What you have to do ->
Lift out all lines below that contain "eens".

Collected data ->
==*==

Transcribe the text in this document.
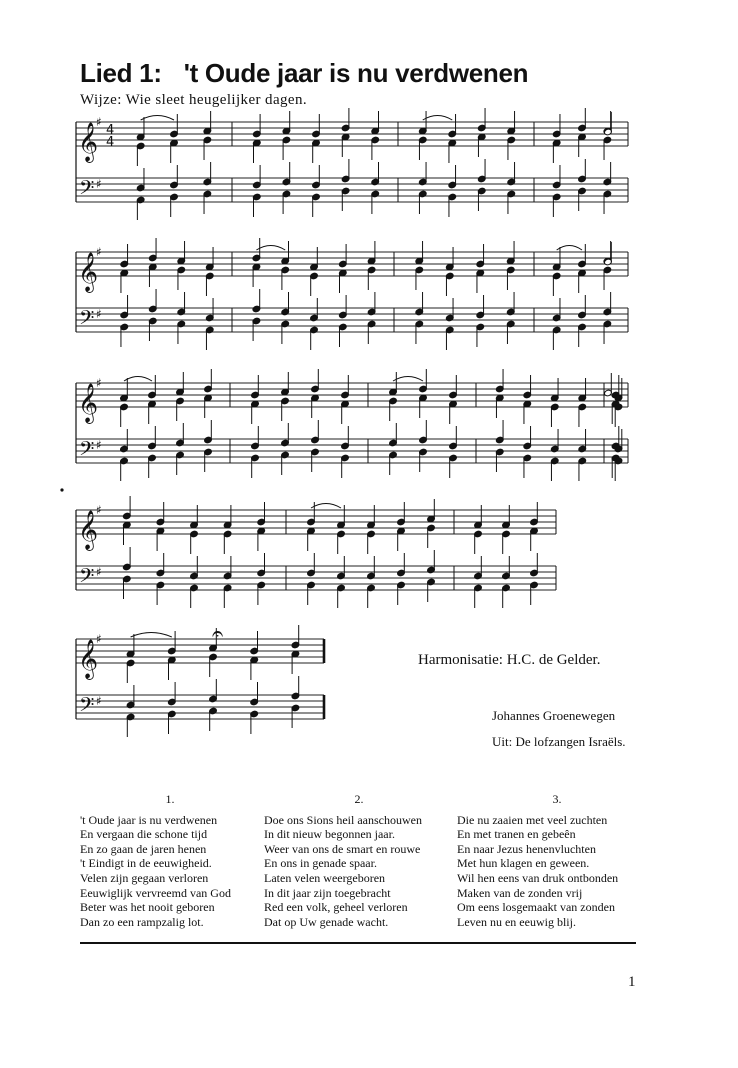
Lied 1: 't Oude jaar is nu verdwenen
Wijze: Wie sleet heugelijker dagen.
𝄞
𝄢
♯
♯
4
4
𝄞
𝄢
♯
♯
𝄞
𝄢
♯
♯
𝄞
𝄢
♯
♯
𝄞
𝄢
♯
♯
𝄐
Harmonisatie: H.C. de Gelder.
Johannes Groenewegen
Uit: De lofzangen Israëls.
1.
't Oude jaar is nu verdwenen
En vergaan die schone tijd
En zo gaan de jaren henen
't Eindigt in de eeuwigheid.
Velen zijn gegaan verloren
Eeuwiglijk vervreemd van God
Beter was het nooit geboren
Dan zo een rampzalig lot.
2.
Doe ons Sions heil aanschouwen
In dit nieuw begonnen jaar.
Weer van ons de smart en rouwe
En ons in genade spaar.
Laten velen weergeboren
In dit jaar zijn toegebracht
Red een volk, geheel verloren
Dat op Uw genade wacht.
3.
Die nu zaaien met veel zuchten
En met tranen en gebeên
En naar Jezus henenvluchten
Met hun klagen en geween.
Wil hen eens van druk ontbonden
Maken van de zonden vrij
Om eens losgemaakt van zonden
Leven nu en eeuwig blij.
1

==*==

Answer to the problem ->
Wil hen eens van druk ontbonden
Om eens losgemaakt van zonden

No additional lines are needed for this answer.